**STATED EXERCISE:** Copy out the whole listing exactly as written, leaving the pictures behind.

-- -- --

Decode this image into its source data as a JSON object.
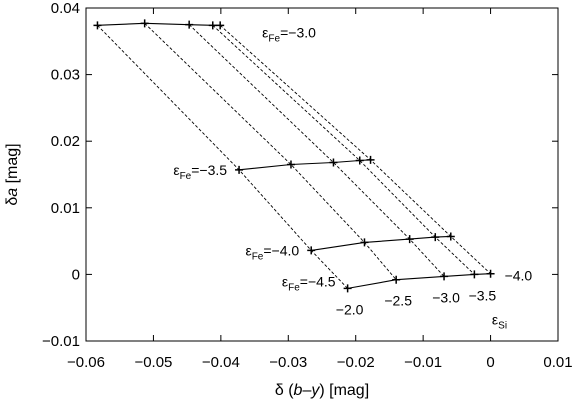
{
  "chart_data": {
    "type": "line",
    "xlabel_parts": [
      "δ (",
      "b",
      "–",
      "y",
      ") [mag]"
    ],
    "ylabel_parts": [
      "δ",
      "a",
      " [mag]"
    ],
    "xlim": [
      -0.06,
      0.01
    ],
    "ylim": [
      -0.01,
      0.04
    ],
    "xticks": [
      -0.06,
      -0.05,
      -0.04,
      -0.03,
      -0.02,
      -0.01,
      0,
      0.01
    ],
    "yticks": [
      -0.01,
      0,
      0.01,
      0.02,
      0.03,
      0.04
    ],
    "xtick_labels": [
      "−0.06",
      "−0.05",
      "−0.04",
      "−0.03",
      "−0.02",
      "−0.01",
      "0",
      "0.01"
    ],
    "ytick_labels": [
      "−0.01",
      "0",
      "0.01",
      "0.02",
      "0.03",
      "0.04"
    ],
    "grid": false,
    "eps_si_values": [
      -2.0,
      -2.5,
      -3.0,
      -3.5,
      -4.0
    ],
    "series": [
      {
        "eps_fe": -3.0,
        "eps_fe_label": "−3.0",
        "x": [
          -0.0583,
          -0.0513,
          -0.0447,
          -0.0412,
          -0.0401
        ],
        "y": [
          0.0374,
          0.0377,
          0.0375,
          0.0374,
          0.0374
        ]
      },
      {
        "eps_fe": -3.5,
        "eps_fe_label": "−3.5",
        "x": [
          -0.0373,
          -0.0296,
          -0.0233,
          -0.0194,
          -0.0178
        ],
        "y": [
          0.0157,
          0.0165,
          0.0168,
          0.0171,
          0.0172
        ]
      },
      {
        "eps_fe": -4.0,
        "eps_fe_label": "−4.0",
        "x": [
          -0.0266,
          -0.0187,
          -0.012,
          -0.0082,
          -0.0059
        ],
        "y": [
          0.0036,
          0.0048,
          0.0053,
          0.0056,
          0.0057
        ]
      },
      {
        "eps_fe": -4.5,
        "eps_fe_label": "−4.5",
        "x": [
          -0.0212,
          -0.014,
          -0.0069,
          -0.0024,
          0.0
        ],
        "y": [
          -0.0021,
          -0.0008,
          -0.0003,
          0.0,
          0.0001
        ]
      }
    ],
    "annotations": {
      "eps_symbol": "ε",
      "fe_subscript": "Fe",
      "si_subscript": "Si",
      "equals": "=",
      "si_tick_labels": [
        "−2.0",
        "−2.5",
        "−3.0",
        "−3.5",
        "−4.0"
      ]
    }
  }
}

-- -- --

**RESULT OF THE TASK:**
Decode this image into its source data as a JSON object.
{
  "chart_data": {
    "type": "line",
    "xlabel_parts": [
      "δ (",
      "b",
      "–",
      "y",
      ") [mag]"
    ],
    "ylabel_parts": [
      "δ",
      "a",
      " [mag]"
    ],
    "xlim": [
      -0.06,
      0.01
    ],
    "ylim": [
      -0.01,
      0.04
    ],
    "xticks": [
      -0.06,
      -0.05,
      -0.04,
      -0.03,
      -0.02,
      -0.01,
      0,
      0.01
    ],
    "yticks": [
      -0.01,
      0,
      0.01,
      0.02,
      0.03,
      0.04
    ],
    "xtick_labels": [
      "−0.06",
      "−0.05",
      "−0.04",
      "−0.03",
      "−0.02",
      "−0.01",
      "0",
      "0.01"
    ],
    "ytick_labels": [
      "−0.01",
      "0",
      "0.01",
      "0.02",
      "0.03",
      "0.04"
    ],
    "grid": false,
    "eps_si_values": [
      -2.0,
      -2.5,
      -3.0,
      -3.5,
      -4.0
    ],
    "series": [
      {
        "eps_fe": -3.0,
        "eps_fe_label": "−3.0",
        "x": [
          -0.0583,
          -0.0513,
          -0.0447,
          -0.0412,
          -0.0401
        ],
        "y": [
          0.0374,
          0.0377,
          0.0375,
          0.0374,
          0.0374
        ]
      },
      {
        "eps_fe": -3.5,
        "eps_fe_label": "−3.5",
        "x": [
          -0.0373,
          -0.0296,
          -0.0233,
          -0.0194,
          -0.0178
        ],
        "y": [
          0.0157,
          0.0165,
          0.0168,
          0.0171,
          0.0172
        ]
      },
      {
        "eps_fe": -4.0,
        "eps_fe_label": "−4.0",
        "x": [
          -0.0266,
          -0.0187,
          -0.012,
          -0.0082,
          -0.0059
        ],
        "y": [
          0.0036,
          0.0048,
          0.0053,
          0.0056,
          0.0057
        ]
      },
      {
        "eps_fe": -4.5,
        "eps_fe_label": "−4.5",
        "x": [
          -0.0212,
          -0.014,
          -0.0069,
          -0.0024,
          0.0
        ],
        "y": [
          -0.0021,
          -0.0008,
          -0.0003,
          0.0,
          0.0001
        ]
      }
    ],
    "annotations": {
      "eps_symbol": "ε",
      "fe_subscript": "Fe",
      "si_subscript": "Si",
      "equals": "=",
      "si_tick_labels": [
        "−2.0",
        "−2.5",
        "−3.0",
        "−3.5",
        "−4.0"
      ]
    }
  }
}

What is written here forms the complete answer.